— Start Given records —

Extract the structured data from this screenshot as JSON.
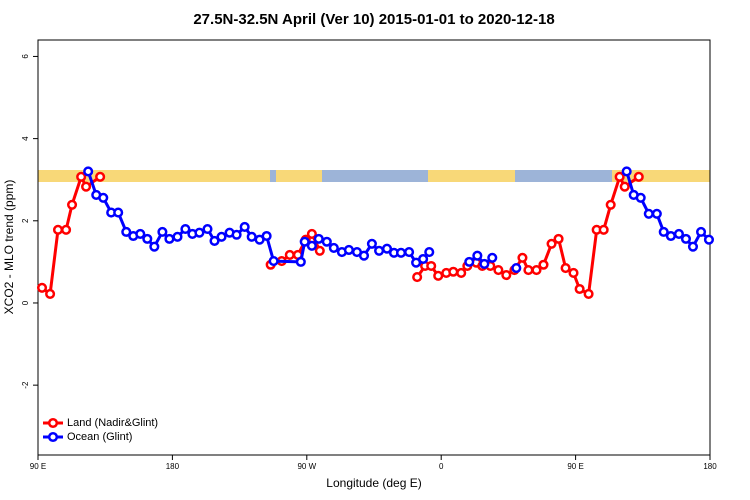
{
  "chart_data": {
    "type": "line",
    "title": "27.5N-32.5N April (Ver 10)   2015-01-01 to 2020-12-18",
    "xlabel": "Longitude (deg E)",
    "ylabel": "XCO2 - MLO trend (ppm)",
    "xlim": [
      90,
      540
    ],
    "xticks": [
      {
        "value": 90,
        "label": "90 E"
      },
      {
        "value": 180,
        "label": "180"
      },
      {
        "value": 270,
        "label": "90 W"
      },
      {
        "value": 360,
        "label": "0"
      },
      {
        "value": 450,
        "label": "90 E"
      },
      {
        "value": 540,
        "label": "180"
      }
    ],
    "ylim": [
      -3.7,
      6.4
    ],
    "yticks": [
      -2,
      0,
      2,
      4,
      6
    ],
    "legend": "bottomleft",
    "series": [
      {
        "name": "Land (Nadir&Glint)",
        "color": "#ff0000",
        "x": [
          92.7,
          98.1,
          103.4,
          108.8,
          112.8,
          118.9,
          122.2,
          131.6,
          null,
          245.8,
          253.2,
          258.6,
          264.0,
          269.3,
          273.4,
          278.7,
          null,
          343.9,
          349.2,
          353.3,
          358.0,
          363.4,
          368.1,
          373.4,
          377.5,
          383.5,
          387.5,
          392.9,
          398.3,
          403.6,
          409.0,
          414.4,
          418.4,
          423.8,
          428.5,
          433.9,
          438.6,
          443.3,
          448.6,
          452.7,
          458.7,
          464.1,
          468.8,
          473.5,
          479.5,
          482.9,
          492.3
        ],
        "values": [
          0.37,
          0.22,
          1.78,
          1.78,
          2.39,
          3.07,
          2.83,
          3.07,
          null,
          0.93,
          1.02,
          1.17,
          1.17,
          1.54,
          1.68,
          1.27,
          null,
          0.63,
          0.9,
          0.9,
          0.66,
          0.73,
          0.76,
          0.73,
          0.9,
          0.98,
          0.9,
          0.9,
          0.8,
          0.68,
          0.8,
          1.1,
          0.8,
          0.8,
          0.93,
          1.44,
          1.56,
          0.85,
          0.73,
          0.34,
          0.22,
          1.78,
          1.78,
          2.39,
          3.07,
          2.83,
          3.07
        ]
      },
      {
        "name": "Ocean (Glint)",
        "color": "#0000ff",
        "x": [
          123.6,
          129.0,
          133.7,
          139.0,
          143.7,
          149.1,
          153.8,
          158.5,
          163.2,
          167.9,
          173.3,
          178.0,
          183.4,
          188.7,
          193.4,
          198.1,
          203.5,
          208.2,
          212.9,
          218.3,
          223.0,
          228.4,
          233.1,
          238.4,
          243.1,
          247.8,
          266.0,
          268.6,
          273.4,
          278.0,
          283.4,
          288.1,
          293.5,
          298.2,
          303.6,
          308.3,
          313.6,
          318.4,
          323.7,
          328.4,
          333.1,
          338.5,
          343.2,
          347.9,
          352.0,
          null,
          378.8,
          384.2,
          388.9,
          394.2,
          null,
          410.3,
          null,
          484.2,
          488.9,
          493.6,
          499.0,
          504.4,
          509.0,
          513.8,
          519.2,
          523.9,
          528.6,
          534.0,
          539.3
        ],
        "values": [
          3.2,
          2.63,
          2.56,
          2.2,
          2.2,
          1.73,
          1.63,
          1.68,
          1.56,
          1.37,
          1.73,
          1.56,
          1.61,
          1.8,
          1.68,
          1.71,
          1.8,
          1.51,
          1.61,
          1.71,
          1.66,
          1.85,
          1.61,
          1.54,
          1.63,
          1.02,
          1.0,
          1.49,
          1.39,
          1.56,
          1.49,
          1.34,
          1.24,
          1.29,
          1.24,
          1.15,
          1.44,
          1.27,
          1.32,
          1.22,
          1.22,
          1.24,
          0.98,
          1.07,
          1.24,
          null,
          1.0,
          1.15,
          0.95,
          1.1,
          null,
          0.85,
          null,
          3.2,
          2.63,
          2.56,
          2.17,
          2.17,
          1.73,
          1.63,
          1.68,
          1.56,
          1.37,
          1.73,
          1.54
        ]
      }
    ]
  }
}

— End Given records —

■ Task prompt
Leave out the pictures and output every record above precisely as given.

■ Output of the exercise
Extract the structured data from this screenshot as JSON.
{
  "chart_data": {
    "type": "line",
    "title": "27.5N-32.5N April (Ver 10)   2015-01-01 to 2020-12-18",
    "xlabel": "Longitude (deg E)",
    "ylabel": "XCO2 - MLO trend (ppm)",
    "xlim": [
      90,
      540
    ],
    "xticks": [
      {
        "value": 90,
        "label": "90 E"
      },
      {
        "value": 180,
        "label": "180"
      },
      {
        "value": 270,
        "label": "90 W"
      },
      {
        "value": 360,
        "label": "0"
      },
      {
        "value": 450,
        "label": "90 E"
      },
      {
        "value": 540,
        "label": "180"
      }
    ],
    "ylim": [
      -3.7,
      6.4
    ],
    "yticks": [
      -2,
      0,
      2,
      4,
      6
    ],
    "legend": "bottomleft",
    "series": [
      {
        "name": "Land (Nadir&Glint)",
        "color": "#ff0000",
        "x": [
          92.7,
          98.1,
          103.4,
          108.8,
          112.8,
          118.9,
          122.2,
          131.6,
          null,
          245.8,
          253.2,
          258.6,
          264.0,
          269.3,
          273.4,
          278.7,
          null,
          343.9,
          349.2,
          353.3,
          358.0,
          363.4,
          368.1,
          373.4,
          377.5,
          383.5,
          387.5,
          392.9,
          398.3,
          403.6,
          409.0,
          414.4,
          418.4,
          423.8,
          428.5,
          433.9,
          438.6,
          443.3,
          448.6,
          452.7,
          458.7,
          464.1,
          468.8,
          473.5,
          479.5,
          482.9,
          492.3
        ],
        "values": [
          0.37,
          0.22,
          1.78,
          1.78,
          2.39,
          3.07,
          2.83,
          3.07,
          null,
          0.93,
          1.02,
          1.17,
          1.17,
          1.54,
          1.68,
          1.27,
          null,
          0.63,
          0.9,
          0.9,
          0.66,
          0.73,
          0.76,
          0.73,
          0.9,
          0.98,
          0.9,
          0.9,
          0.8,
          0.68,
          0.8,
          1.1,
          0.8,
          0.8,
          0.93,
          1.44,
          1.56,
          0.85,
          0.73,
          0.34,
          0.22,
          1.78,
          1.78,
          2.39,
          3.07,
          2.83,
          3.07
        ]
      },
      {
        "name": "Ocean (Glint)",
        "color": "#0000ff",
        "x": [
          123.6,
          129.0,
          133.7,
          139.0,
          143.7,
          149.1,
          153.8,
          158.5,
          163.2,
          167.9,
          173.3,
          178.0,
          183.4,
          188.7,
          193.4,
          198.1,
          203.5,
          208.2,
          212.9,
          218.3,
          223.0,
          228.4,
          233.1,
          238.4,
          243.1,
          247.8,
          266.0,
          268.6,
          273.4,
          278.0,
          283.4,
          288.1,
          293.5,
          298.2,
          303.6,
          308.3,
          313.6,
          318.4,
          323.7,
          328.4,
          333.1,
          338.5,
          343.2,
          347.9,
          352.0,
          null,
          378.8,
          384.2,
          388.9,
          394.2,
          null,
          410.3,
          null,
          484.2,
          488.9,
          493.6,
          499.0,
          504.4,
          509.0,
          513.8,
          519.2,
          523.9,
          528.6,
          534.0,
          539.3
        ],
        "values": [
          3.2,
          2.63,
          2.56,
          2.2,
          2.2,
          1.73,
          1.63,
          1.68,
          1.56,
          1.37,
          1.73,
          1.56,
          1.61,
          1.8,
          1.68,
          1.71,
          1.8,
          1.51,
          1.61,
          1.71,
          1.66,
          1.85,
          1.61,
          1.54,
          1.63,
          1.02,
          1.0,
          1.49,
          1.39,
          1.56,
          1.49,
          1.34,
          1.24,
          1.29,
          1.24,
          1.15,
          1.44,
          1.27,
          1.32,
          1.22,
          1.22,
          1.24,
          0.98,
          1.07,
          1.24,
          null,
          1.0,
          1.15,
          0.95,
          1.1,
          null,
          0.85,
          null,
          3.2,
          2.63,
          2.56,
          2.17,
          2.17,
          1.73,
          1.63,
          1.68,
          1.56,
          1.37,
          1.73,
          1.54
        ]
      }
    ]
  }
}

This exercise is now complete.